Task brief -
Locate the string "data" throughout the material and copy every line in which it occurs.

Stored entries
====
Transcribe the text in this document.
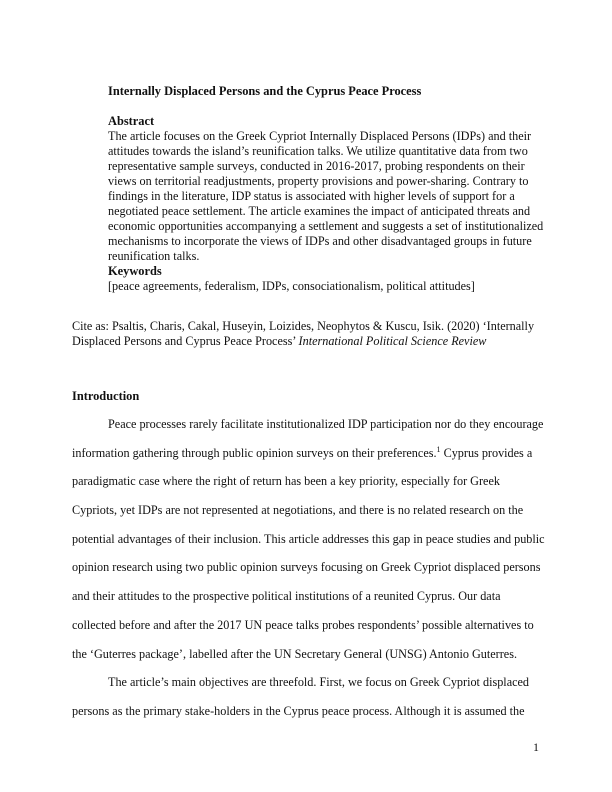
Internally Displaced Persons and the Cyprus Peace Process
Abstract
The article focuses on the Greek Cypriot Internally Displaced Persons (IDPs) and their
attitudes towards the island’s reunification talks. We utilize quantitative data from two
representative sample surveys, conducted in 2016-2017, probing respondents on their
views on territorial readjustments, property provisions and power-sharing. Contrary to
findings in the literature, IDP status is associated with higher levels of support for a
negotiated peace settlement. The article examines the impact of anticipated threats and
economic opportunities accompanying a settlement and suggests a set of institutionalized
mechanisms to incorporate the views of IDPs and other disadvantaged groups in future
reunification talks.
Keywords
[peace agreements, federalism, IDPs, consociationalism, political attitudes]
Cite as: Psaltis, Charis, Cakal, Huseyin, Loizides, Neophytos & Kuscu, Isik. (2020) ‘Internally
Displaced Persons and Cyprus Peace Process’ International Political Science Review
Introduction
Peace processes rarely facilitate institutionalized IDP participation nor do they encourage
information gathering through public opinion surveys on their preferences.$^1$ Cyprus provides a
paradigmatic case where the right of return has been a key priority, especially for Greek
Cypriots, yet IDPs are not represented at negotiations, and there is no related research on the
potential advantages of their inclusion. This article addresses this gap in peace studies and public
opinion research using two public opinion surveys focusing on Greek Cypriot displaced persons
and their attitudes to the prospective political institutions of a reunited Cyprus. Our data
collected before and after the 2017 UN peace talks probes respondents’ possible alternatives to
the ‘Guterres package’, labelled after the UN Secretary General (UNSG) Antonio Guterres.
The article’s main objectives are threefold. First, we focus on Greek Cypriot displaced
persons as the primary stake-holders in the Cyprus peace process. Although it is assumed the
1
====
Answer -
attitudes towards the island’s reunification talks. We utilize quantitative data from two
and their attitudes to the prospective political institutions of a reunited Cyprus. Our data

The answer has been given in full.